■ **DIRECTIONS**
Render the lines of the listing as a JSON list of strings, one string per line and blank lines omitted, starting at the line containing "- vote-bar-outline: [334, 551, 428, 665]" and ending at the line containing "- vote-segment: [916, 171, 1009, 269]".

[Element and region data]
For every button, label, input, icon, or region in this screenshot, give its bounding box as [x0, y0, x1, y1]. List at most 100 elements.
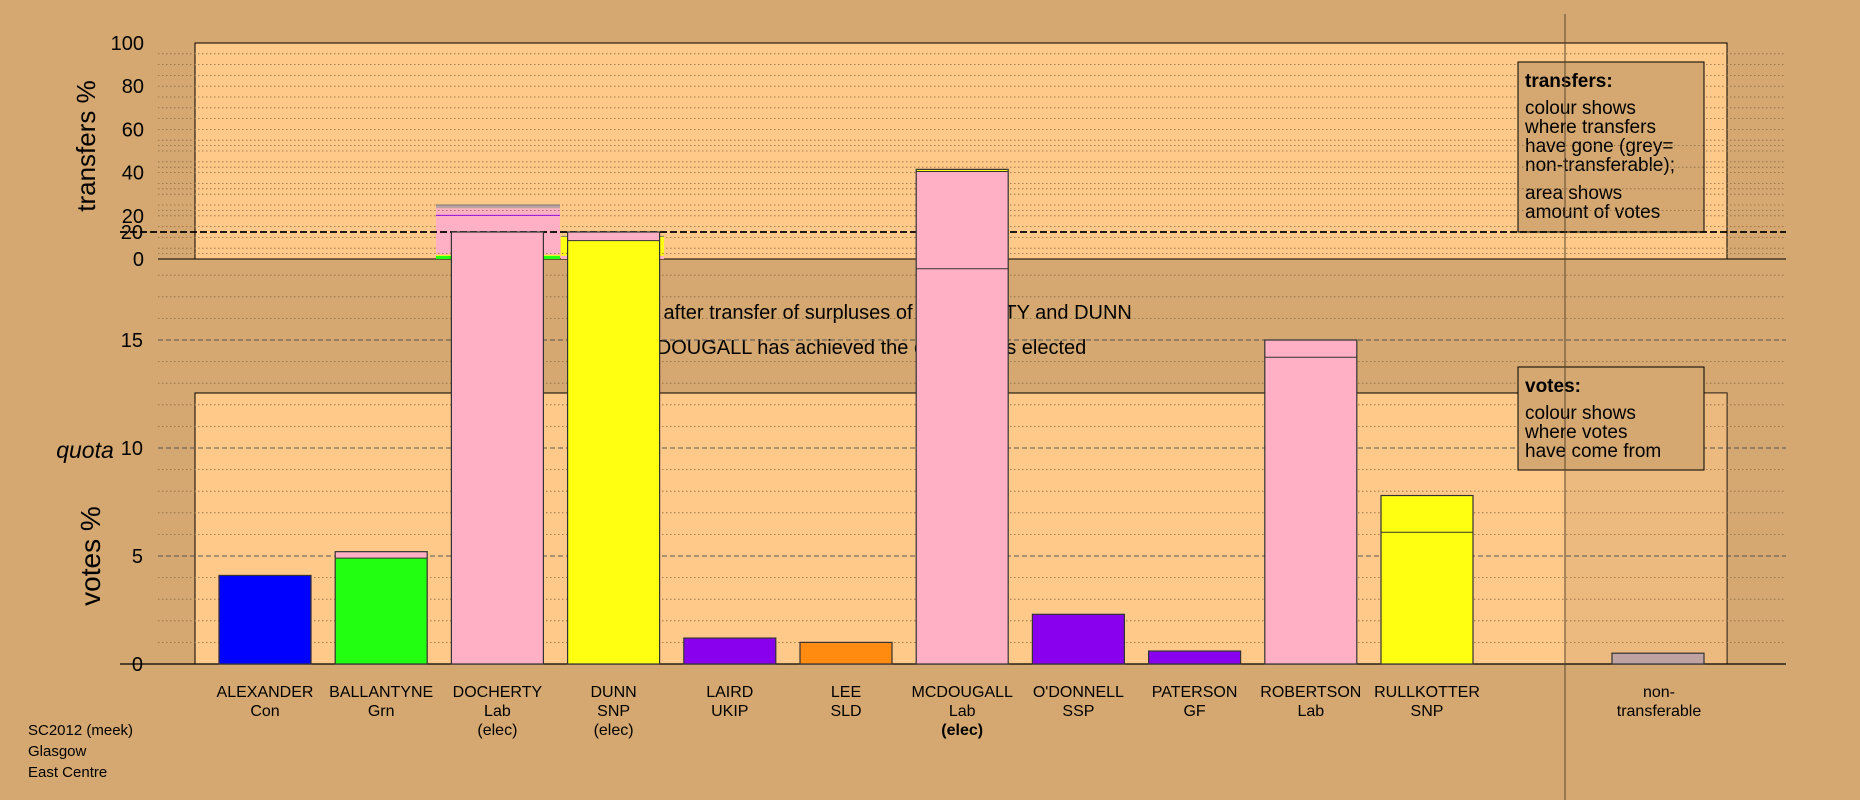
- vote-bar-outline: [334, 551, 428, 665]
- stage-title: stage 2 - after transfer of surpluses of…: [580, 302, 1132, 324]
- candidate-name: DUNN: [590, 684, 636, 701]
- transfers-legend-line: have gone (grey=: [1525, 136, 1673, 157]
- candidate-status: (elec): [477, 722, 517, 739]
- vote-segment: [916, 171, 1009, 269]
- transfers-tick-label: 100: [111, 33, 144, 55]
- transfers-legend-line: colour shows: [1525, 98, 1636, 119]
- candidate-name: ALEXANDER: [217, 684, 314, 701]
- candidate-name: RULLKOTTER: [1374, 684, 1480, 701]
- candidate-name: DOCHERTY: [453, 684, 543, 701]
- transfers-legend-title: transfers:: [1525, 71, 1613, 92]
- nontransferable-label: non-: [1643, 684, 1675, 701]
- vote-segment: [1381, 495, 1473, 533]
- votes-legend: votes: colour shows where votes have com…: [1517, 366, 1705, 471]
- candidate-party: GF: [1183, 703, 1205, 720]
- votes-axis-label: votes %: [75, 506, 106, 606]
- vote-bar-outline: [218, 574, 312, 665]
- vote-segment: [335, 551, 428, 559]
- votes-tick-label: 10: [121, 438, 143, 460]
- votes-legend-box: [1517, 366, 1705, 471]
- vote-segment: [683, 638, 776, 664]
- candidate-name: BALLANTYNE: [329, 684, 433, 701]
- transfers-tick-labels: 0 20 40 60 80 100: [111, 33, 144, 271]
- candidate-name: LEE: [831, 684, 861, 701]
- votes-legend-title: votes:: [1525, 376, 1581, 397]
- vote-bar-outline: [450, 231, 544, 665]
- candidate-name: LAIRD: [706, 684, 753, 701]
- transfer-segment: [436, 214, 560, 216]
- vote-bar-outline: [1147, 650, 1242, 665]
- candidate-party: Con: [250, 703, 279, 720]
- transfers-tick-label: 0: [133, 249, 144, 271]
- candidate-status: (elec): [941, 722, 983, 739]
- votes-tick-label: 15: [121, 330, 143, 352]
- nontransferable-bar: [1611, 652, 1705, 665]
- transfers-tick-label: 40: [122, 163, 144, 185]
- vote-bar-outline: [566, 231, 661, 665]
- candidate-party: SLD: [830, 703, 861, 720]
- vote-bar-outline: [683, 637, 777, 665]
- vote-bar-outline: [799, 641, 893, 665]
- vote-segment: [1264, 340, 1357, 358]
- candidate-party: Lab: [484, 703, 511, 720]
- votes-panel: 0 5 10 15 20 ALEXANDER Con BALLANTYNE Grn DOCHER…: [56, 145, 1786, 739]
- transfers-tick-label: 80: [122, 76, 144, 98]
- candidate-name: PATERSON: [1152, 684, 1238, 701]
- candidate-name: ROBERTSON: [1260, 684, 1361, 701]
- vote-segment: [567, 240, 660, 664]
- stage-description: stage 2 - after transfer of surpluses of…: [580, 302, 1132, 359]
- votes-legend-line: colour shows: [1525, 403, 1636, 424]
- candidate-party: Lab: [1297, 703, 1324, 720]
- vote-segment: [800, 642, 892, 664]
- footer: SC2012 (meek) Glasgow East Centre: [28, 722, 133, 781]
- candidate-name: MCDOUGALL: [912, 684, 1013, 701]
- votes-tick-labels: 0 5 10 15 20: [121, 222, 143, 676]
- transfer-segment: [436, 205, 560, 209]
- nontransferable-label: transferable: [1617, 703, 1702, 720]
- candidate-party: Grn: [368, 703, 395, 720]
- vote-segment: [1032, 614, 1125, 664]
- votes-tick-label: 20: [121, 222, 143, 244]
- candidate-party: SSP: [1062, 703, 1094, 720]
- transfers-legend-line: amount of votes: [1525, 202, 1660, 223]
- vote-segment: [451, 232, 544, 664]
- transfers-tick-label: 60: [122, 119, 144, 141]
- footer-line: East Centre: [28, 764, 107, 781]
- vote-segment: [1264, 357, 1357, 664]
- vote-segment: [1148, 651, 1241, 664]
- candidate-status: (elec): [594, 722, 634, 739]
- candidate-party: SNP: [1411, 703, 1444, 720]
- transfers-legend-box: [1517, 61, 1705, 233]
- vote-bar-outline: [915, 168, 1009, 665]
- votes-tick-label: 0: [132, 654, 143, 676]
- vote-bars: [218, 168, 1705, 665]
- vote-segment: [916, 169, 1009, 172]
- vote-bar-outline: [1380, 494, 1474, 665]
- transfers-legend: transfers: colour shows where transfers …: [1517, 61, 1705, 233]
- votes-legend-line: have come from: [1525, 441, 1661, 462]
- candidate-party: SNP: [597, 703, 630, 720]
- footer-line: Glasgow: [28, 743, 87, 760]
- vote-segment: [567, 232, 660, 241]
- vote-segment: [335, 558, 428, 664]
- candidate-party: UKIP: [711, 703, 748, 720]
- transfers-legend-line: area shows: [1525, 183, 1622, 204]
- votes-tick-label: 5: [132, 546, 143, 568]
- transfers-axis-label: transfers %: [71, 80, 101, 212]
- vote-segment: [1381, 532, 1473, 664]
- candidate-labels: ALEXANDER Con BALLANTYNE Grn DOCHERTY Lab (ele…: [217, 684, 1702, 739]
- footer-line: SC2012 (meek): [28, 722, 133, 739]
- vote-segment: [219, 575, 311, 664]
- transfers-tick-label: 20: [122, 206, 144, 228]
- candidate-name: O'DONNELL: [1033, 684, 1124, 701]
- transfer-segment: [436, 208, 560, 215]
- vote-bar-outline: [1264, 339, 1358, 665]
- quota-label: quota: [56, 437, 114, 463]
- transfers-legend-line: non-transferable);: [1525, 155, 1675, 176]
- votes-legend-line: where votes: [1524, 422, 1627, 443]
- vote-bar-outline: [1031, 613, 1126, 665]
- vote-segment: [916, 268, 1009, 664]
- candidate-party: Lab: [949, 703, 976, 720]
- transfers-legend-line: where transfers: [1524, 117, 1656, 138]
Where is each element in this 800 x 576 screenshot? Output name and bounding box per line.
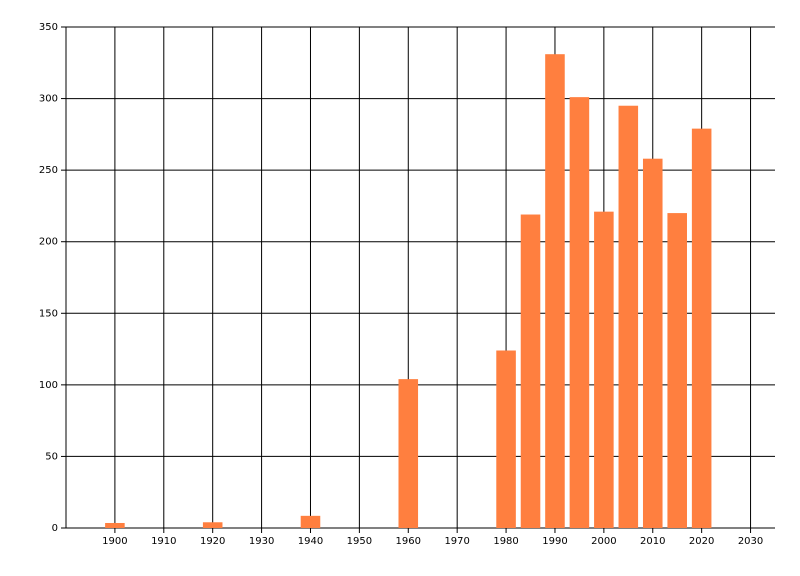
- x-tick-label: 1980: [493, 536, 518, 547]
- x-tick-label: 1930: [249, 536, 274, 547]
- bar: [667, 213, 687, 529]
- y-tick-label: 350: [39, 22, 58, 33]
- bar: [520, 214, 541, 528]
- x-tick-label: 1960: [396, 536, 421, 547]
- x-tick-label: 2030: [738, 536, 763, 547]
- y-tick-label: 150: [39, 308, 58, 319]
- bar: [496, 350, 516, 528]
- x-tick-label: 1950: [347, 536, 372, 547]
- x-tick-label: 1940: [298, 536, 323, 547]
- y-tick-label: 300: [39, 94, 58, 105]
- y-tick-label: 250: [39, 165, 58, 176]
- x-tick-label: 1920: [200, 536, 225, 547]
- bar: [202, 522, 223, 528]
- bar: [642, 158, 663, 529]
- x-tick-label: 1900: [102, 536, 127, 547]
- bar: [105, 522, 125, 528]
- x-tick-label: 1970: [444, 536, 469, 547]
- bar: [691, 128, 712, 529]
- bar: [594, 211, 614, 528]
- bar: [300, 515, 321, 528]
- bar: [569, 97, 590, 528]
- x-tick-label: 2000: [591, 536, 616, 547]
- bar: [618, 105, 639, 528]
- y-tick-label: 50: [45, 451, 58, 462]
- x-tick-label: 2020: [689, 536, 714, 547]
- y-tick-label: 100: [39, 380, 58, 391]
- x-tick-label: 1910: [151, 536, 176, 547]
- x-tick-label: 2010: [640, 536, 665, 547]
- bar: [545, 54, 565, 528]
- y-tick-label: 200: [39, 237, 58, 248]
- bar: [398, 379, 419, 528]
- y-tick-label: 0: [52, 523, 58, 534]
- x-tick-label: 1990: [542, 536, 567, 547]
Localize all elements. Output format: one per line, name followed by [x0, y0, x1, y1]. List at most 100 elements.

■ **SOLUTION TO THIS PROBLEM**
[
  "- vote-bar-outline: [334, 551, 428, 665]",
  "- stage-title: stage 2 - after transfer of surpluses of…: [580, 302, 1132, 324]",
  "- candidate-name: DUNN: [590, 684, 636, 701]",
  "- transfers-legend-line: have gone (grey=: [1525, 136, 1673, 157]",
  "- candidate-status: (elec): [477, 722, 517, 739]",
  "- vote-segment: [916, 171, 1009, 269]"
]